Leave out the pictures and copy everything else in the entries exactly.

Material to process:
# # # #

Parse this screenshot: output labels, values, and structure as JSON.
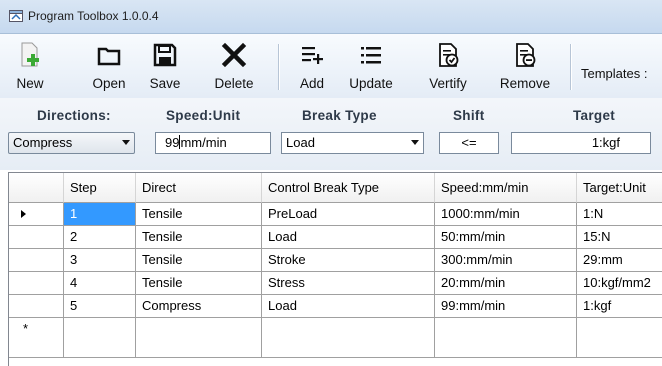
{
  "window": {
    "title": "Program Toolbox 1.0.0.4"
  },
  "toolbar": {
    "new_label": "New",
    "open_label": "Open",
    "save_label": "Save",
    "delete_label": "Delete",
    "add_label": "Add",
    "update_label": "Update",
    "verify_label": "Vertify",
    "remove_label": "Remove",
    "templates_label": "Templates :"
  },
  "params": {
    "directions_label": "Directions:",
    "speed_label": "Speed:Unit",
    "break_type_label": "Break Type",
    "shift_label": "Shift",
    "target_label": "Target",
    "direction_value": "Compress",
    "speed_value_before_caret": "99",
    "speed_value_after_caret": "mm/min",
    "break_type_value": "Load",
    "shift_value": "<=",
    "target_value": "1:kgf"
  },
  "grid": {
    "columns": [
      "Step",
      "Direct",
      "Control Break Type",
      "Speed:mm/min",
      "Target:Unit"
    ],
    "rows": [
      [
        "1",
        "Tensile",
        "PreLoad",
        "1000:mm/min",
        "1:N"
      ],
      [
        "2",
        "Tensile",
        "Load",
        "50:mm/min",
        "15:N"
      ],
      [
        "3",
        "Tensile",
        "Stroke",
        "300:mm/min",
        "29:mm"
      ],
      [
        "4",
        "Tensile",
        "Stress",
        "20:mm/min",
        "10:kgf/mm2"
      ],
      [
        "5",
        "Compress",
        "Load",
        "99:mm/min",
        "1:kgf"
      ]
    ],
    "new_row_marker": "*"
  },
  "colors": {
    "selection": "#3399ff",
    "new_icon_green": "#3aa935"
  }
}
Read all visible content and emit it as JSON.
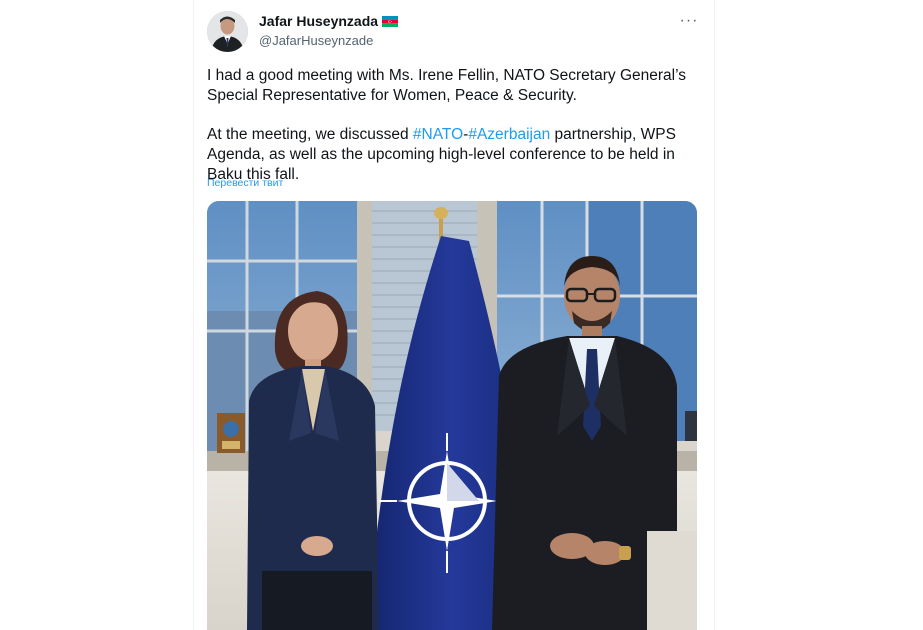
{
  "tweet": {
    "author_name": "Jafar Huseynzada",
    "handle": "@JafarHuseynzade",
    "more_label": "···",
    "paragraph1": "I had a good meeting with Ms. Irene Fellin, NATO Secretary General’s Special Representative for Women, Peace & Security.",
    "paragraph2_before": "At the meeting, we discussed ",
    "hashtag1": "#NATO",
    "dash": "-",
    "hashtag2": "#Azerbaijan",
    "paragraph2_after": " partnership, WPS Agenda, as well as the upcoming high-level conference to be held in Baku this fall.",
    "translate_label": "Перевести твит"
  },
  "colors": {
    "link": "#1d9bf0",
    "text": "#0f1419",
    "secondary": "#536471",
    "nato_blue": "#1c2f86"
  },
  "icons": {
    "flag": "azerbaijan-flag-icon",
    "more": "more-options-icon"
  }
}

# # # #

The solution:
Parse this screenshot: output labels, values, and structure as JSON.
{
  "window": {
    "title": "Program Toolbox 1.0.0.4"
  },
  "toolbar": {
    "new_label": "New",
    "open_label": "Open",
    "save_label": "Save",
    "delete_label": "Delete",
    "add_label": "Add",
    "update_label": "Update",
    "verify_label": "Vertify",
    "remove_label": "Remove",
    "templates_label": "Templates :"
  },
  "params": {
    "directions_label": "Directions:",
    "speed_label": "Speed:Unit",
    "break_type_label": "Break Type",
    "shift_label": "Shift",
    "target_label": "Target",
    "direction_value": "Compress",
    "speed_value_before_caret": "99",
    "speed_value_after_caret": "mm/min",
    "break_type_value": "Load",
    "shift_value": "<=",
    "target_value": "1:kgf"
  },
  "grid": {
    "columns": [
      "Step",
      "Direct",
      "Control Break Type",
      "Speed:mm/min",
      "Target:Unit"
    ],
    "rows": [
      [
        "1",
        "Tensile",
        "PreLoad",
        "1000:mm/min",
        "1:N"
      ],
      [
        "2",
        "Tensile",
        "Load",
        "50:mm/min",
        "15:N"
      ],
      [
        "3",
        "Tensile",
        "Stroke",
        "300:mm/min",
        "29:mm"
      ],
      [
        "4",
        "Tensile",
        "Stress",
        "20:mm/min",
        "10:kgf/mm2"
      ],
      [
        "5",
        "Compress",
        "Load",
        "99:mm/min",
        "1:kgf"
      ]
    ],
    "new_row_marker": "*"
  },
  "colors": {
    "selection": "#3399ff",
    "new_icon_green": "#3aa935"
  }
}
Read all visible content and emit it as JSON.
{
  "tweet": {
    "author_name": "Jafar Huseynzada",
    "handle": "@JafarHuseynzade",
    "more_label": "···",
    "paragraph1": "I had a good meeting with Ms. Irene Fellin, NATO Secretary General’s Special Representative for Women, Peace & Security.",
    "paragraph2_before": "At the meeting, we discussed ",
    "hashtag1": "#NATO",
    "dash": "-",
    "hashtag2": "#Azerbaijan",
    "paragraph2_after": " partnership, WPS Agenda, as well as the upcoming high-level conference to be held in Baku this fall.",
    "translate_label": "Перевести твит"
  },
  "colors": {
    "link": "#1d9bf0",
    "text": "#0f1419",
    "secondary": "#536471",
    "nato_blue": "#1c2f86"
  },
  "icons": {
    "flag": "azerbaijan-flag-icon",
    "more": "more-options-icon"
  }
}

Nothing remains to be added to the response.